>> BEGIN
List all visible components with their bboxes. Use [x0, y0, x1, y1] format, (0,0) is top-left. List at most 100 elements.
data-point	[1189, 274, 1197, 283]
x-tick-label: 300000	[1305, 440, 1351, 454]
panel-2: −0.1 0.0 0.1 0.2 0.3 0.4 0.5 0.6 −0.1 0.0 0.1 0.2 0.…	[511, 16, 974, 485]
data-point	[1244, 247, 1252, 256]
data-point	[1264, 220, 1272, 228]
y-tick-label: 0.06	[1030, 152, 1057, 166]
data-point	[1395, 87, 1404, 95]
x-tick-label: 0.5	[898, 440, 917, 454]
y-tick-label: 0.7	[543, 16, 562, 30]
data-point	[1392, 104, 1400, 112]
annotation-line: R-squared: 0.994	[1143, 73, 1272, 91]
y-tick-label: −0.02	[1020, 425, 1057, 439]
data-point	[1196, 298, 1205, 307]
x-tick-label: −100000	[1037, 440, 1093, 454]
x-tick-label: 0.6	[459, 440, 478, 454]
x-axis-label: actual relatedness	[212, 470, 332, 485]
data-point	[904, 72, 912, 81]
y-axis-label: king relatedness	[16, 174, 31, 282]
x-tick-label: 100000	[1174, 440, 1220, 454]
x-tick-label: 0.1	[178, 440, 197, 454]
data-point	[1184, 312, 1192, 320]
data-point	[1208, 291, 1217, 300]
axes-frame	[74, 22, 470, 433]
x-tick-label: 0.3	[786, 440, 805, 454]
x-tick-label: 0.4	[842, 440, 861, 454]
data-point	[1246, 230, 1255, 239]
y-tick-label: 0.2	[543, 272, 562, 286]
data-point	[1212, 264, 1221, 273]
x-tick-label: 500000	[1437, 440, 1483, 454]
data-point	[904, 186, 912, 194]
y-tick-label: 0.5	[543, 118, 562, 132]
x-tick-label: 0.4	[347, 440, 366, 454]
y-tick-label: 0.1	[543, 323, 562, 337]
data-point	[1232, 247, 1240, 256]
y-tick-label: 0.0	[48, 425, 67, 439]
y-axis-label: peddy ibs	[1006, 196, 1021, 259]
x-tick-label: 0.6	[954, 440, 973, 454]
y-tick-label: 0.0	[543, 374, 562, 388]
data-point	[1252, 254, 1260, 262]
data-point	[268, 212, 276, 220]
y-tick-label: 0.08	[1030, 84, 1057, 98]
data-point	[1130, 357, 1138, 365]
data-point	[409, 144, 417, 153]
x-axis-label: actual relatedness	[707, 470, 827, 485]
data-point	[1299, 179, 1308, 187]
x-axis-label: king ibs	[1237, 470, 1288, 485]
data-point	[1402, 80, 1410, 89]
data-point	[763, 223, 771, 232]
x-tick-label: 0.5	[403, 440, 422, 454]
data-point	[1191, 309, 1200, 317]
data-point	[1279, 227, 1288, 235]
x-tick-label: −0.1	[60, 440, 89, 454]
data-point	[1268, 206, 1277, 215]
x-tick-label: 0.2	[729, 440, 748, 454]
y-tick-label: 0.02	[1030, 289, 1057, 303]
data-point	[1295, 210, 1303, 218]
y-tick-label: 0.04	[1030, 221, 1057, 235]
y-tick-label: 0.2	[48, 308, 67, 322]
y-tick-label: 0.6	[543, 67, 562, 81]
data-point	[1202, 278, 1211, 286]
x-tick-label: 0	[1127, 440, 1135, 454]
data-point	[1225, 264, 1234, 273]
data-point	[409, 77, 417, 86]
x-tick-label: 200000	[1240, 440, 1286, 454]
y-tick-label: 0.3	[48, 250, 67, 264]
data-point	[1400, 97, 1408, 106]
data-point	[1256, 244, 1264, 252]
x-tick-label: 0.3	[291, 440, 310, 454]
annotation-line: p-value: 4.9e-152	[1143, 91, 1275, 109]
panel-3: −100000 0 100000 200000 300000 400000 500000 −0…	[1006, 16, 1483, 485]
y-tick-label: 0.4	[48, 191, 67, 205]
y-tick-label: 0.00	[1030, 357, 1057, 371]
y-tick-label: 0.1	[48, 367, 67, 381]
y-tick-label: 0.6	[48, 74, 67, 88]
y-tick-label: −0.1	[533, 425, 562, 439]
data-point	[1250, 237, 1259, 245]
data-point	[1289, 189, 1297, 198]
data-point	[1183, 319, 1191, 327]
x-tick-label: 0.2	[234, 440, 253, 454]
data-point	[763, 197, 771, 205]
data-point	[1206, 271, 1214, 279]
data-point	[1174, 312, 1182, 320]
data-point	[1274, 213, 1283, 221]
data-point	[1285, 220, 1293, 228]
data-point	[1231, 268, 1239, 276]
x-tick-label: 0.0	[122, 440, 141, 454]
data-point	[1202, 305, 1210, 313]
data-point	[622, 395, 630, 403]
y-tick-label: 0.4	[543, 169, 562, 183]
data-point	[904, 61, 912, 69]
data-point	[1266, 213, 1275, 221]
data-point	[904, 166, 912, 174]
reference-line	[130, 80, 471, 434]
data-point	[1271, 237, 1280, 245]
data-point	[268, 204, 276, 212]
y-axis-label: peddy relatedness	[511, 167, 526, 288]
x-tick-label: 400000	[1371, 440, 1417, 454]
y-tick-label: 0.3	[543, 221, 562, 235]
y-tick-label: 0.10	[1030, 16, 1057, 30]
>> END
WRITTEN EXERCISE:
Print every line from the first one down to the line containing "16, 562, 30]", inclusive, with each one reproduced unchanged.

SOLUTION FOR THIS PROBLEM:
List all visible components with their bboxes. Use [x0, y0, x1, y1] format, (0,0) is top-left. List at most 100 elements.
data-point	[1189, 274, 1197, 283]
x-tick-label: 300000	[1305, 440, 1351, 454]
panel-2: −0.1 0.0 0.1 0.2 0.3 0.4 0.5 0.6 −0.1 0.0 0.1 0.2 0.…	[511, 16, 974, 485]
data-point	[1244, 247, 1252, 256]
data-point	[1264, 220, 1272, 228]
y-tick-label: 0.06	[1030, 152, 1057, 166]
data-point	[1395, 87, 1404, 95]
x-tick-label: 0.5	[898, 440, 917, 454]
y-tick-label: 0.7	[543, 16, 562, 30]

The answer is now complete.